- _Task details_
The records below must be output exactly, without pictures.

- _Available data_
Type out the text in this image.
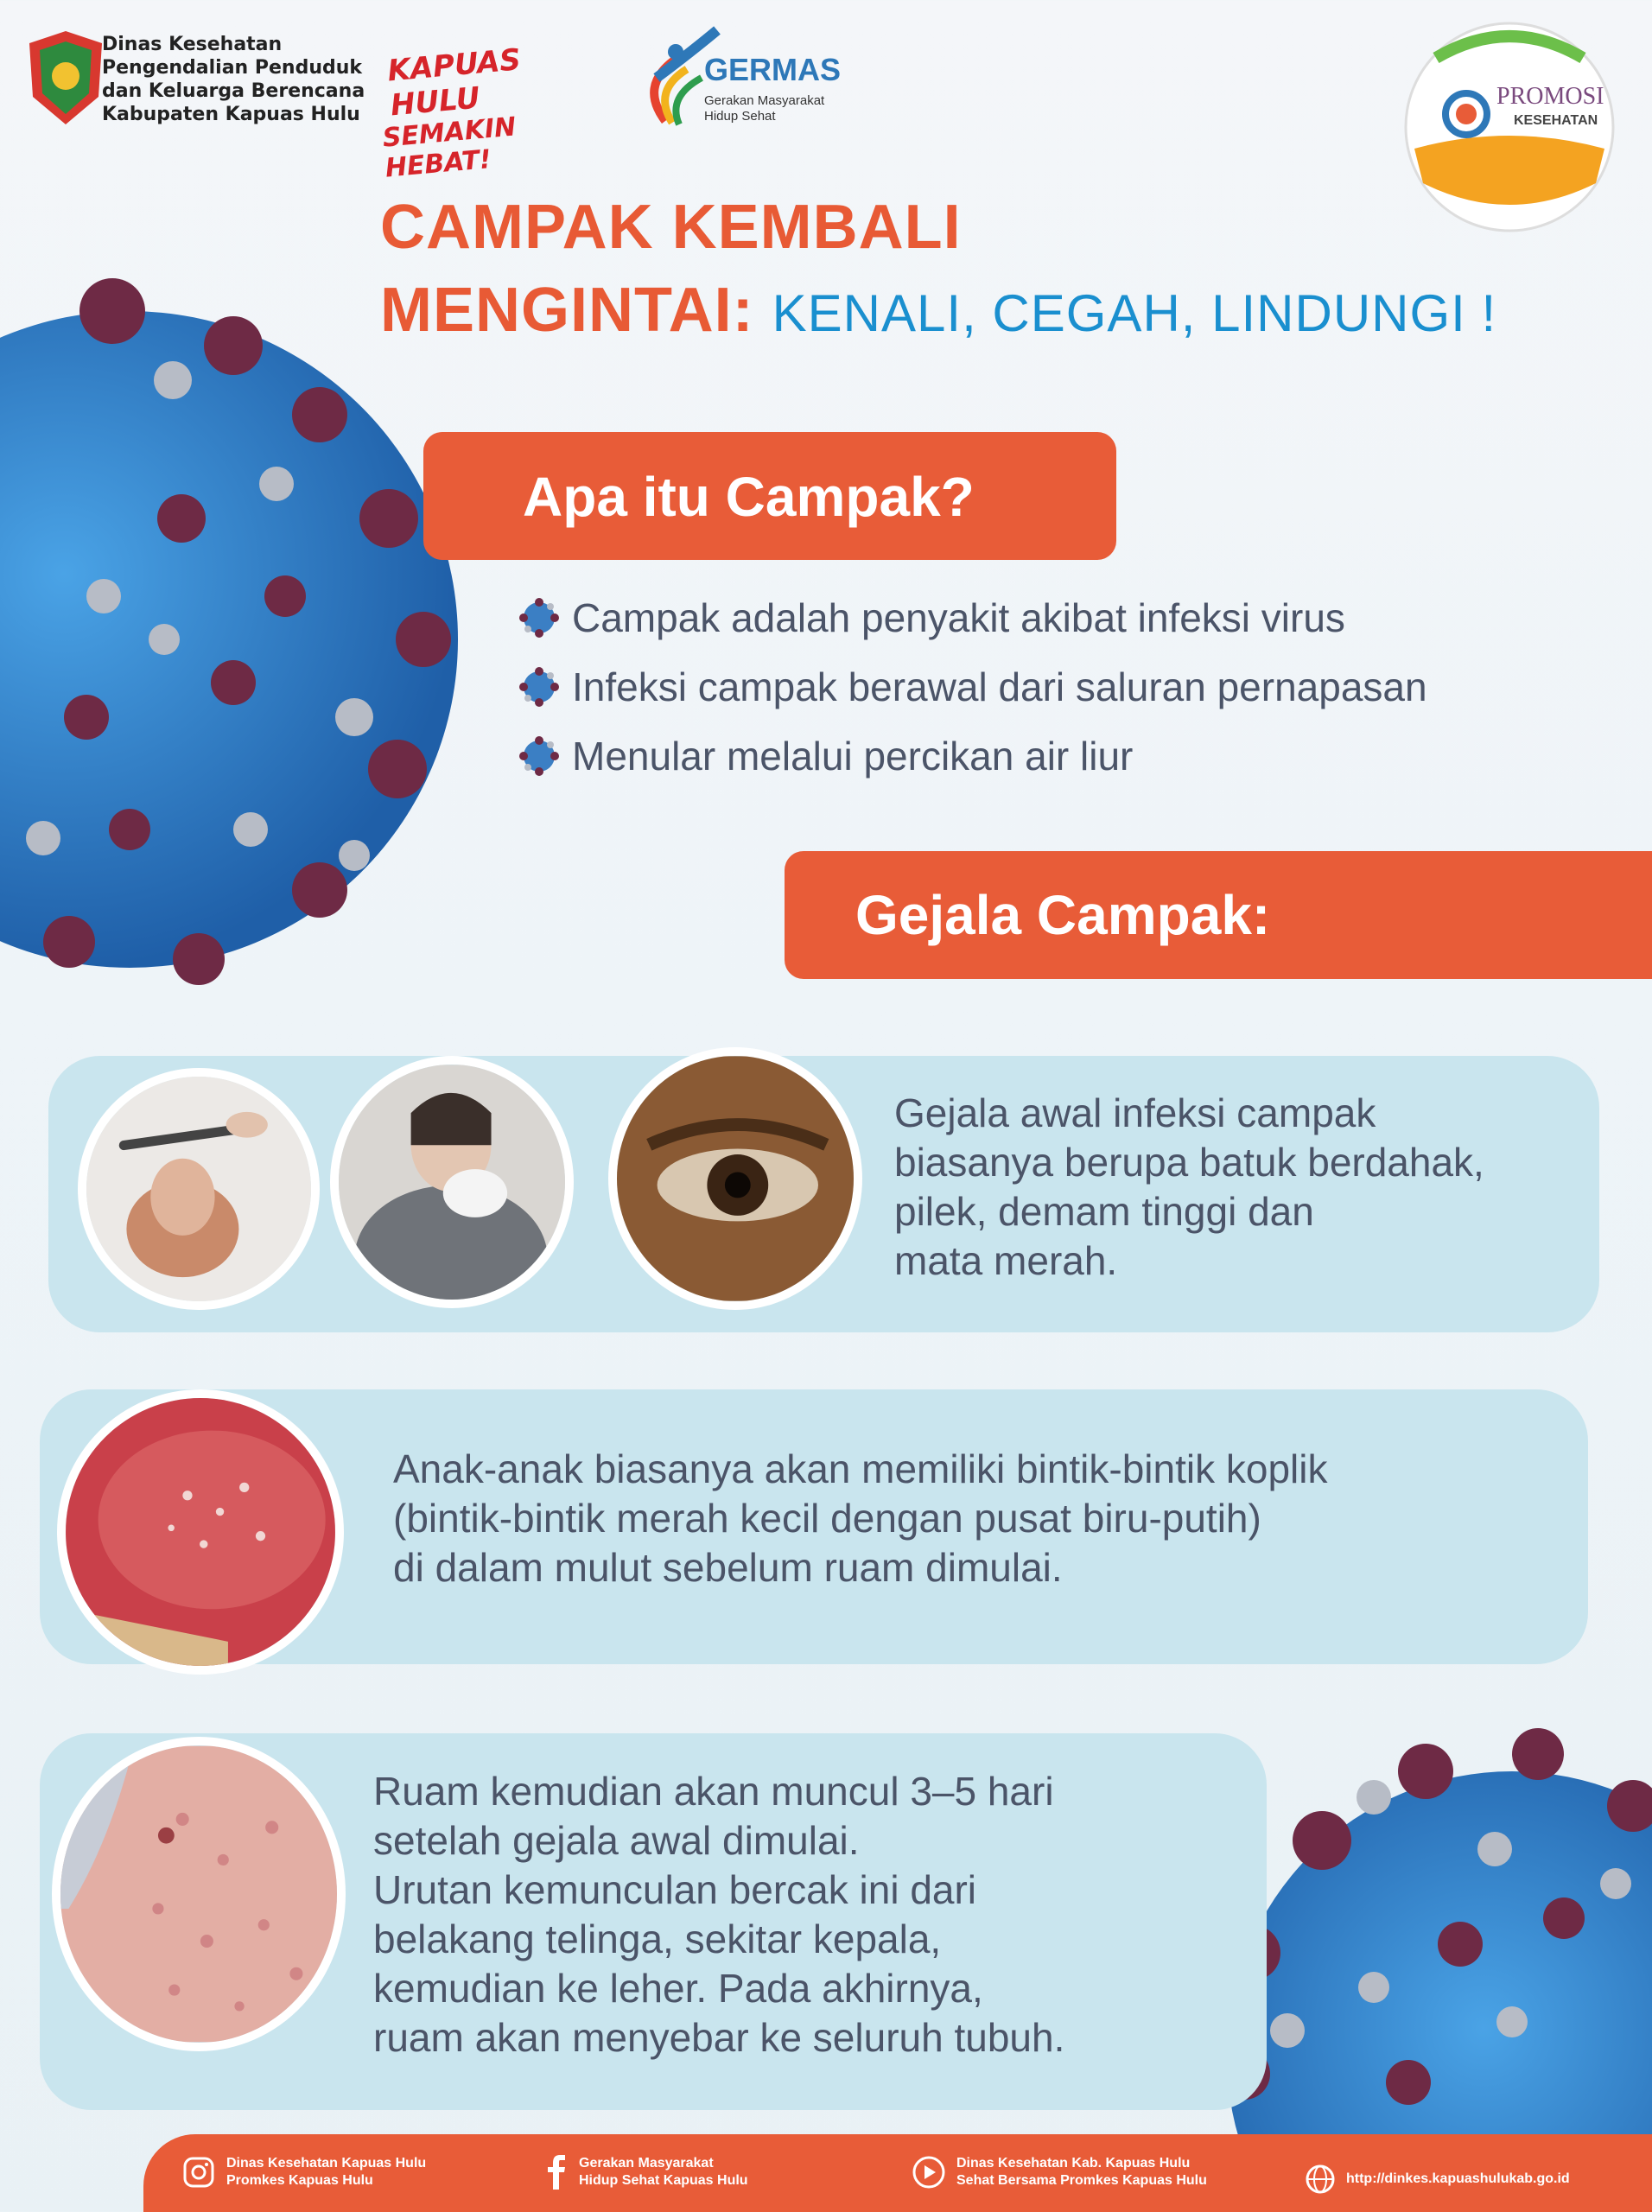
Dinas Kesehatan
Pengendalian Penduduk
dan Keluarga Berencana
Kabupaten Kapuas Hulu
KAPUAS HULU
SEMAKIN HEBAT!
GERMAS
Gerakan Masyarakat
Hidup Sehat
PROMOSI
KESEHATAN
CAMPAK KEMBALI
MENGINTAI: KENALI, CEGAH, LINDUNGI !
Apa itu Campak?
Campak adalah penyakit akibat infeksi virus
Infeksi campak berawal dari saluran pernapasan
Menular melalui percikan air liur
Gejala Campak:
Gejala awal infeksi campak
biasanya berupa batuk berdahak,
pilek, demam tinggi dan
mata merah.
Anak-anak biasanya akan memiliki bintik-bintik koplik
(bintik-bintik merah kecil dengan pusat biru-putih)
di dalam mulut sebelum ruam dimulai.
Ruam kemudian akan muncul 3–5 hari
setelah gejala awal dimulai.
Urutan kemunculan bercak ini dari
belakang telinga, sekitar kepala,
kemudian ke leher. Pada akhirnya,
ruam akan menyebar ke seluruh tubuh.
Dinas Kesehatan Kapuas Hulu
Promkes Kapuas Hulu
Gerakan Masyarakat
Hidup Sehat Kapuas Hulu
Dinas Kesehatan Kab. Kapuas Hulu
Sehat Bersama Promkes Kapuas Hulu	http://dinkes.kapuashulukab.go.id
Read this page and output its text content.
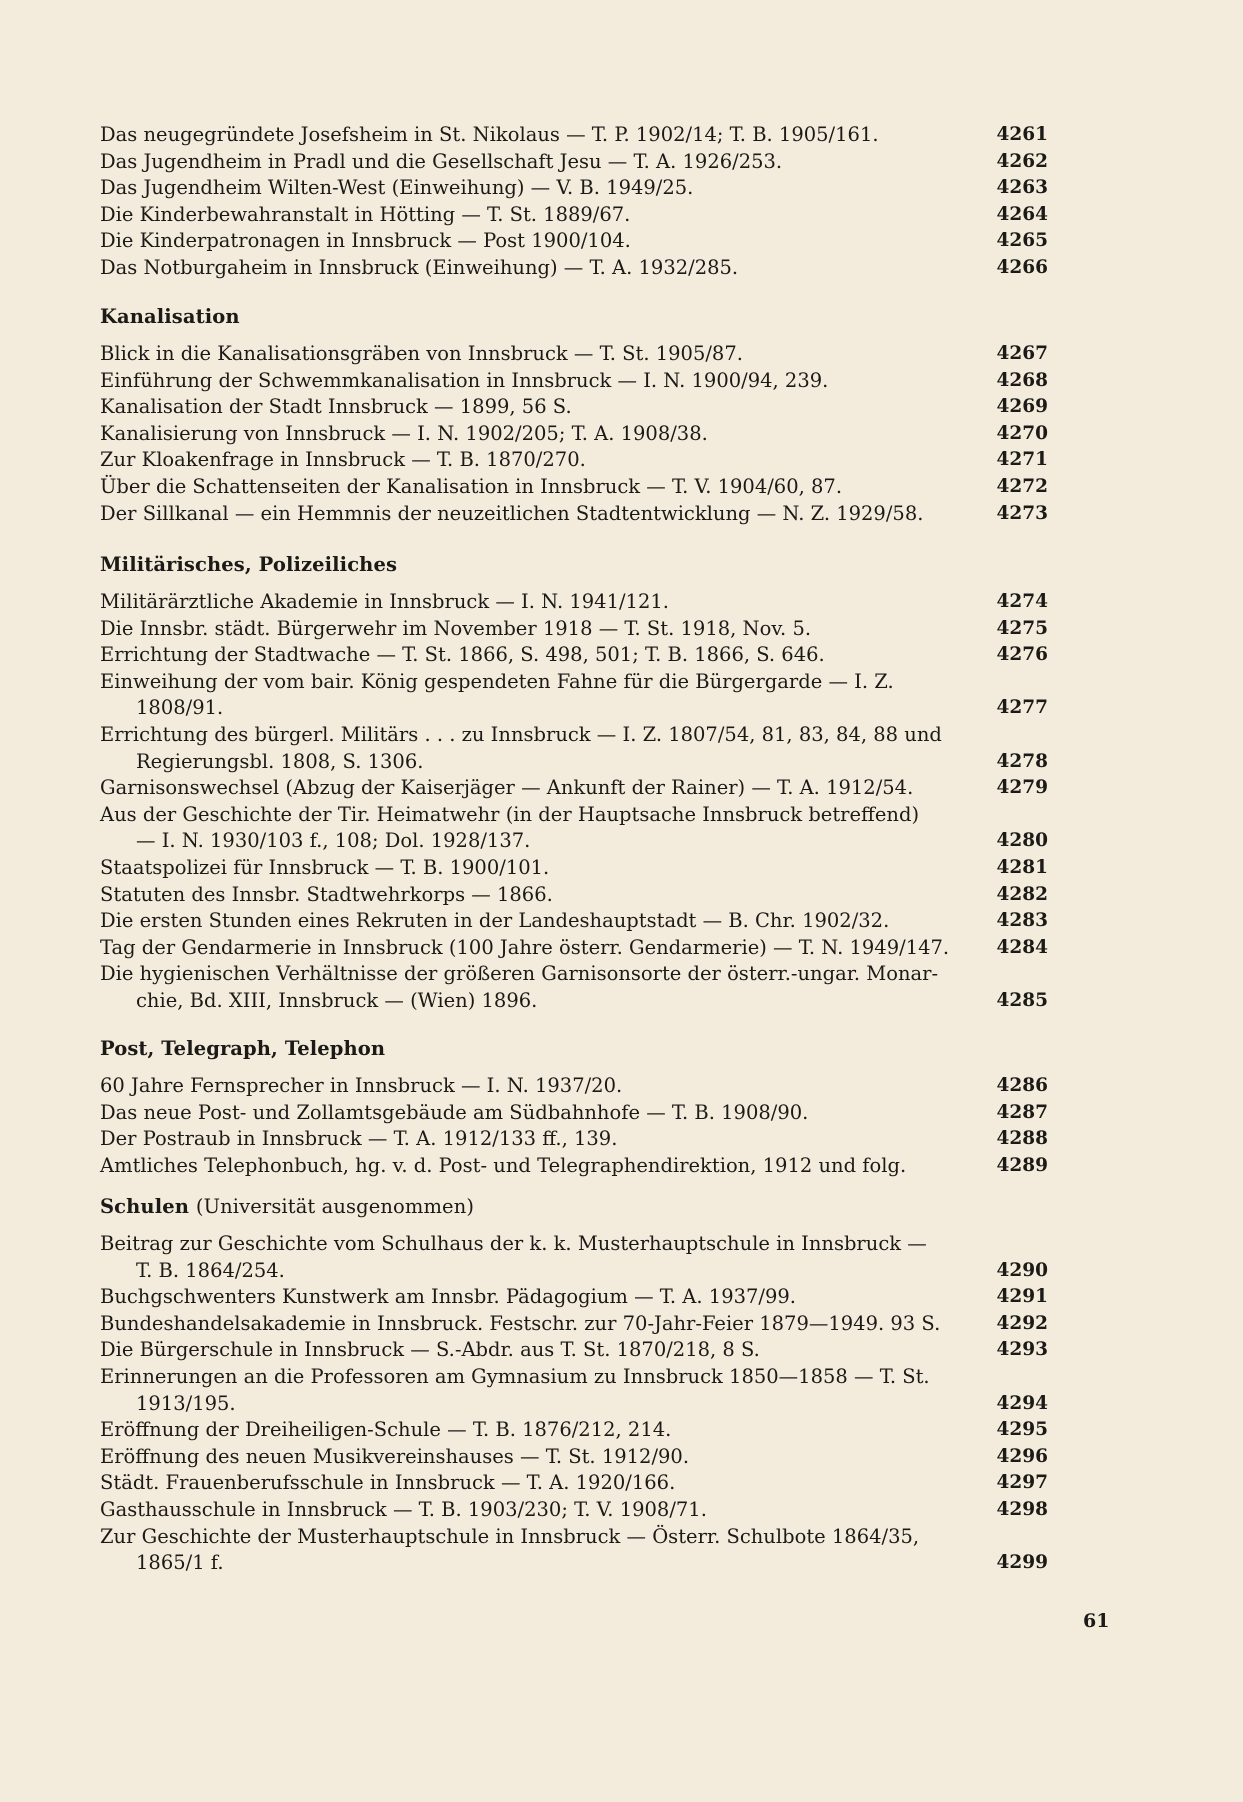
Das neugegründete Josefsheim in St. Nikolaus — T. P. 1902/14; T. B. 1905/161.	4261
Das Jugendheim in Pradl und die Gesellschaft Jesu — T. A. 1926/253.	4262
Das Jugendheim Wilten-West (Einweihung) — V. B. 1949/25.	4263
Die Kinderbewahranstalt in Hötting — T. St. 1889/67.	4264
Die Kinderpatronagen in Innsbruck — Post 1900/104.	4265
Das Notburgaheim in Innsbruck (Einweihung) — T. A. 1932/285.	4266
Kanalisation
Blick in die Kanalisationsgräben von Innsbruck — T. St. 1905/87.	4267
Einführung der Schwemmkanalisation in Innsbruck — I. N. 1900/94, 239.	4268
Kanalisation der Stadt Innsbruck — 1899, 56 S.	4269
Kanalisierung von Innsbruck — I. N. 1902/205; T. A. 1908/38.	4270
Zur Kloakenfrage in Innsbruck — T. B. 1870/270.	4271
Über die Schattenseiten der Kanalisation in Innsbruck — T. V. 1904/60, 87.	4272
Der Sillkanal — ein Hemmnis der neuzeitlichen Stadtentwicklung — N. Z. 1929/58.	4273
Militärisches, Polizeiliches
Militärärztliche Akademie in Innsbruck — I. N. 1941/121.	4274
Die Innsbr. städt. Bürgerwehr im November 1918 — T. St. 1918, Nov. 5.	4275
Errichtung der Stadtwache — T. St. 1866, S. 498, 501; T. B. 1866, S. 646.	4276
Einweihung der vom bair. König gespendeten Fahne für die Bürgergarde — I. Z.
1808/91.	4277
Errichtung des bürgerl. Militärs . . . zu Innsbruck — I. Z. 1807/54, 81, 83, 84, 88 und
Regierungsbl. 1808, S. 1306.	4278
Garnisonswechsel (Abzug der Kaiserjäger — Ankunft der Rainer) — T. A. 1912/54.	4279
Aus der Geschichte der Tir. Heimatwehr (in der Hauptsache Innsbruck betreffend)
— I. N. 1930/103 f., 108; Dol. 1928/137.	4280
Staatspolizei für Innsbruck — T. B. 1900/101.	4281
Statuten des Innsbr. Stadtwehrkorps — 1866.	4282
Die ersten Stunden eines Rekruten in der Landeshauptstadt — B. Chr. 1902/32.	4283
Tag der Gendarmerie in Innsbruck (100 Jahre österr. Gendarmerie) — T. N. 1949/147.	4284
Die hygienischen Verhältnisse der größeren Garnisonsorte der österr.-ungar. Monar-
chie, Bd. XIII, Innsbruck — (Wien) 1896.	4285
Post, Telegraph, Telephon
60 Jahre Fernsprecher in Innsbruck — I. N. 1937/20.	4286
Das neue Post- und Zollamtsgebäude am Südbahnhofe — T. B. 1908/90.	4287
Der Postraub in Innsbruck — T. A. 1912/133 ff., 139.	4288
Amtliches Telephonbuch, hg. v. d. Post- und Telegraphendirektion, 1912 und folg.	4289
Schulen (Universität ausgenommen)
Beitrag zur Geschichte vom Schulhaus der k. k. Musterhauptschule in Innsbruck —
T. B. 1864/254.	4290
Buchgschwenters Kunstwerk am Innsbr. Pädagogium — T. A. 1937/99.	4291
Bundeshandelsakademie in Innsbruck. Festschr. zur 70-Jahr-Feier 1879—1949. 93 S.	4292
Die Bürgerschule in Innsbruck — S.-Abdr. aus T. St. 1870/218, 8 S.	4293
Erinnerungen an die Professoren am Gymnasium zu Innsbruck 1850—1858 — T. St.
1913/195.	4294
Eröffnung der Dreiheiligen-Schule — T. B. 1876/212, 214.	4295
Eröffnung des neuen Musikvereinshauses — T. St. 1912/90.	4296
Städt. Frauenberufsschule in Innsbruck — T. A. 1920/166.	4297
Gasthausschule in Innsbruck — T. B. 1903/230; T. V. 1908/71.	4298
Zur Geschichte der Musterhauptschule in Innsbruck — Österr. Schulbote 1864/35,
1865/1 f.	4299
61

- _Response box_
Type out the text in this image.
Dinas Kesehatan
Pengendalian Penduduk
dan Keluarga Berencana
Kabupaten Kapuas Hulu
KAPUAS HULU
SEMAKIN HEBAT!
GERMAS
Gerakan Masyarakat
Hidup Sehat
PROMOSI
KESEHATAN
CAMPAK KEMBALI
MENGINTAI: KENALI, CEGAH, LINDUNGI !
Apa itu Campak?
Campak adalah penyakit akibat infeksi virus
Infeksi campak berawal dari saluran pernapasan
Menular melalui percikan air liur
Gejala Campak:
Gejala awal infeksi campak
biasanya berupa batuk berdahak,
pilek, demam tinggi dan
mata merah.
Anak-anak biasanya akan memiliki bintik-bintik koplik
(bintik-bintik merah kecil dengan pusat biru-putih)
di dalam mulut sebelum ruam dimulai.
Ruam kemudian akan muncul 3–5 hari
setelah gejala awal dimulai.
Urutan kemunculan bercak ini dari
belakang telinga, sekitar kepala,
kemudian ke leher. Pada akhirnya,
ruam akan menyebar ke seluruh tubuh.
Dinas Kesehatan Kapuas Hulu
Promkes Kapuas Hulu
Gerakan Masyarakat
Hidup Sehat Kapuas Hulu
Dinas Kesehatan Kab. Kapuas Hulu
Sehat Bersama Promkes Kapuas Hulu	http://dinkes.kapuashulukab.go.id
Read this page and output its text content.
Das neugegründete Josefsheim in St. Nikolaus — T. P. 1902/14; T. B. 1905/161.	4261
Das Jugendheim in Pradl und die Gesellschaft Jesu — T. A. 1926/253.	4262
Das Jugendheim Wilten-West (Einweihung) — V. B. 1949/25.	4263
Die Kinderbewahranstalt in Hötting — T. St. 1889/67.	4264
Die Kinderpatronagen in Innsbruck — Post 1900/104.	4265
Das Notburgaheim in Innsbruck (Einweihung) — T. A. 1932/285.	4266
Kanalisation
Blick in die Kanalisationsgräben von Innsbruck — T. St. 1905/87.	4267
Einführung der Schwemmkanalisation in Innsbruck — I. N. 1900/94, 239.	4268
Kanalisation der Stadt Innsbruck — 1899, 56 S.	4269
Kanalisierung von Innsbruck — I. N. 1902/205; T. A. 1908/38.	4270
Zur Kloakenfrage in Innsbruck — T. B. 1870/270.	4271
Über die Schattenseiten der Kanalisation in Innsbruck — T. V. 1904/60, 87.	4272
Der Sillkanal — ein Hemmnis der neuzeitlichen Stadtentwicklung — N. Z. 1929/58.	4273
Militärisches, Polizeiliches
Militärärztliche Akademie in Innsbruck — I. N. 1941/121.	4274
Die Innsbr. städt. Bürgerwehr im November 1918 — T. St. 1918, Nov. 5.	4275
Errichtung der Stadtwache — T. St. 1866, S. 498, 501; T. B. 1866, S. 646.	4276
Einweihung der vom bair. König gespendeten Fahne für die Bürgergarde — I. Z.
1808/91.	4277
Errichtung des bürgerl. Militärs . . . zu Innsbruck — I. Z. 1807/54, 81, 83, 84, 88 und
Regierungsbl. 1808, S. 1306.	4278
Garnisonswechsel (Abzug der Kaiserjäger — Ankunft der Rainer) — T. A. 1912/54.	4279
Aus der Geschichte der Tir. Heimatwehr (in der Hauptsache Innsbruck betreffend)
— I. N. 1930/103 f., 108; Dol. 1928/137.	4280
Staatspolizei für Innsbruck — T. B. 1900/101.	4281
Statuten des Innsbr. Stadtwehrkorps — 1866.	4282
Die ersten Stunden eines Rekruten in der Landeshauptstadt — B. Chr. 1902/32.	4283
Tag der Gendarmerie in Innsbruck (100 Jahre österr. Gendarmerie) — T. N. 1949/147.	4284
Die hygienischen Verhältnisse der größeren Garnisonsorte der österr.-ungar. Monar-
chie, Bd. XIII, Innsbruck — (Wien) 1896.	4285
Post, Telegraph, Telephon
60 Jahre Fernsprecher in Innsbruck — I. N. 1937/20.	4286
Das neue Post- und Zollamtsgebäude am Südbahnhofe — T. B. 1908/90.	4287
Der Postraub in Innsbruck — T. A. 1912/133 ff., 139.	4288
Amtliches Telephonbuch, hg. v. d. Post- und Telegraphendirektion, 1912 und folg.	4289
Schulen (Universität ausgenommen)
Beitrag zur Geschichte vom Schulhaus der k. k. Musterhauptschule in Innsbruck —
T. B. 1864/254.	4290
Buchgschwenters Kunstwerk am Innsbr. Pädagogium — T. A. 1937/99.	4291
Bundeshandelsakademie in Innsbruck. Festschr. zur 70-Jahr-Feier 1879—1949. 93 S.	4292
Die Bürgerschule in Innsbruck — S.-Abdr. aus T. St. 1870/218, 8 S.	4293
Erinnerungen an die Professoren am Gymnasium zu Innsbruck 1850—1858 — T. St.
1913/195.	4294
Eröffnung der Dreiheiligen-Schule — T. B. 1876/212, 214.	4295
Eröffnung des neuen Musikvereinshauses — T. St. 1912/90.	4296
Städt. Frauenberufsschule in Innsbruck — T. A. 1920/166.	4297
Gasthausschule in Innsbruck — T. B. 1903/230; T. V. 1908/71.	4298
Zur Geschichte der Musterhauptschule in Innsbruck — Österr. Schulbote 1864/35,
1865/1 f.	4299
61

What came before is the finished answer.